■ Instructions to follow ■
Gather each line of the entries below that includes "Саратовская".

■ Collected data ■
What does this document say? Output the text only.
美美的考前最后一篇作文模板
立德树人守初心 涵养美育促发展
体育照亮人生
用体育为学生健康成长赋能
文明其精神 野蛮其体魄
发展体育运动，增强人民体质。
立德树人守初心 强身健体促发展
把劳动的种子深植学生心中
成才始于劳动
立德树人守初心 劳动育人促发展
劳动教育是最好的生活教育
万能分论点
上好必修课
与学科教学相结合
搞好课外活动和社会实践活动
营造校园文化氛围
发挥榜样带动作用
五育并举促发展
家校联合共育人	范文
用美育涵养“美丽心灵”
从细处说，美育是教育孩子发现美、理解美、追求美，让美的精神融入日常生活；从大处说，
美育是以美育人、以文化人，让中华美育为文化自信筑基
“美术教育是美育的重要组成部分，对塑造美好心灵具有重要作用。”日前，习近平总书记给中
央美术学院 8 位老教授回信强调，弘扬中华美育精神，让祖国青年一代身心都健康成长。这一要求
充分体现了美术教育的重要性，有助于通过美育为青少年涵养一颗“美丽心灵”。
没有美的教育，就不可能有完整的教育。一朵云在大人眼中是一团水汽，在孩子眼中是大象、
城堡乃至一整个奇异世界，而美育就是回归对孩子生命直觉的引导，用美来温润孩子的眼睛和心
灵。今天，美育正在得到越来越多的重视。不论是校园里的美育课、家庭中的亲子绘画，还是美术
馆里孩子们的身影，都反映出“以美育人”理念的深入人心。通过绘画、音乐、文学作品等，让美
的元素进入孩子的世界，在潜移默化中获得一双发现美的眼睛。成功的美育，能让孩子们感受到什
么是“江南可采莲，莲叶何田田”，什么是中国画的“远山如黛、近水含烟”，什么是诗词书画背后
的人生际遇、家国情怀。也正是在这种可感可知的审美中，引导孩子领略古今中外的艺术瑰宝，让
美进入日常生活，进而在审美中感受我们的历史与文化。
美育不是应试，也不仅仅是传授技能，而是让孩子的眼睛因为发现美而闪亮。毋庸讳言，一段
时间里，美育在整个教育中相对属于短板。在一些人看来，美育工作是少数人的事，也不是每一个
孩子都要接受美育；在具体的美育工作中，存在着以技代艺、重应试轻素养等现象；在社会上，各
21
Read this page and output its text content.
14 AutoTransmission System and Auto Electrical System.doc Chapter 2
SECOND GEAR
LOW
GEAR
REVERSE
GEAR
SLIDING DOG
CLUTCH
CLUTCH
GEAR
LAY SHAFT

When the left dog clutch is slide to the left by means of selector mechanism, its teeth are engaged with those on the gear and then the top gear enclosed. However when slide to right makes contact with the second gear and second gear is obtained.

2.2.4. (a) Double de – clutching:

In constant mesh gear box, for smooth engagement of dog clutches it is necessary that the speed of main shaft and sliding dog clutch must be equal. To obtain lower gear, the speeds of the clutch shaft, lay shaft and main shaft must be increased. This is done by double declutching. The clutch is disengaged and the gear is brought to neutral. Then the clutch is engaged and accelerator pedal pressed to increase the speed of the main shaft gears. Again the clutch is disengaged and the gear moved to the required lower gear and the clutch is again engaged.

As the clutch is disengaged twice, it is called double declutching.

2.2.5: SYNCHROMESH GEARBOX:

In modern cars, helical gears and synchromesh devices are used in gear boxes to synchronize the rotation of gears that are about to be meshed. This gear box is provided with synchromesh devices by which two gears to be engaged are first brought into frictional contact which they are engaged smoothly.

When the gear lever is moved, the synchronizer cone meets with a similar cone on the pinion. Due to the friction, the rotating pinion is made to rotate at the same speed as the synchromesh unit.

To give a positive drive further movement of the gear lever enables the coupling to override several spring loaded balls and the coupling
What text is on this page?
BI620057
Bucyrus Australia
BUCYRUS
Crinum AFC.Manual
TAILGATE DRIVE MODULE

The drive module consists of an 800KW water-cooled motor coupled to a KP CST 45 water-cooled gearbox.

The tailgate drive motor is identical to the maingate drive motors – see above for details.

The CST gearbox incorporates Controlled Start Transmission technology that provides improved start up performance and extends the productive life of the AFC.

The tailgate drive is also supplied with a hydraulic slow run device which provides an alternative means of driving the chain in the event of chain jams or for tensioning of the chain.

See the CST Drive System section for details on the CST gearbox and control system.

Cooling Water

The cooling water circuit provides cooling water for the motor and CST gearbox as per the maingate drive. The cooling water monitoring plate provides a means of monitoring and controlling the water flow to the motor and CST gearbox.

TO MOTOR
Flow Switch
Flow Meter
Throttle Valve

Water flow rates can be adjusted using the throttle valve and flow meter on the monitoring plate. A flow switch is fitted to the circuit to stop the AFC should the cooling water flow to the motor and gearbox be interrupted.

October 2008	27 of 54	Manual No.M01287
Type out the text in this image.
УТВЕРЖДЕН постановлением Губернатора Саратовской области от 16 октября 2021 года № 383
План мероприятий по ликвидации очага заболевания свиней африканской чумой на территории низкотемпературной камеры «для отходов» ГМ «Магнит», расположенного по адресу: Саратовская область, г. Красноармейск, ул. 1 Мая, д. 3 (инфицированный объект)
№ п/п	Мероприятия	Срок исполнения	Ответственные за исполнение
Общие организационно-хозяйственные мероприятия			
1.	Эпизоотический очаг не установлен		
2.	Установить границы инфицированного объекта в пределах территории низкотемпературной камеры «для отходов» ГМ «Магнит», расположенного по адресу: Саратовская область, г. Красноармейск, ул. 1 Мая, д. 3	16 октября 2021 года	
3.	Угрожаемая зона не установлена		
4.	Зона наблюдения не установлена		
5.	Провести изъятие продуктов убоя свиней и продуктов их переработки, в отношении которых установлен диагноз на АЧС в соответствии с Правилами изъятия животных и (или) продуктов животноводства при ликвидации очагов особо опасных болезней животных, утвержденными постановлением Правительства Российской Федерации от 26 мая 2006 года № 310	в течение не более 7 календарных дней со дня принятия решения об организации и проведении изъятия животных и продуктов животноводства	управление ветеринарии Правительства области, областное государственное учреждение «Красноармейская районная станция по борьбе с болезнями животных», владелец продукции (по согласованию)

■ Output of the task ■
План мероприятий по ликвидации очага заболевания свиней африканской чумой на территории низкотемпературной камеры «для отходов» ГМ «Магнит», расположенного по адресу: Саратовская область, г. Красноармейск, ул. 1 Мая, д. 3 (инфицированный объект)
2.	Установить границы инфицированного объекта в пределах территории низкотемпературной камеры «для отходов» ГМ «Магнит», расположенного по адресу: Саратовская область, г. Красноармейск, ул. 1 Мая, д. 3	16 октября 2021 года	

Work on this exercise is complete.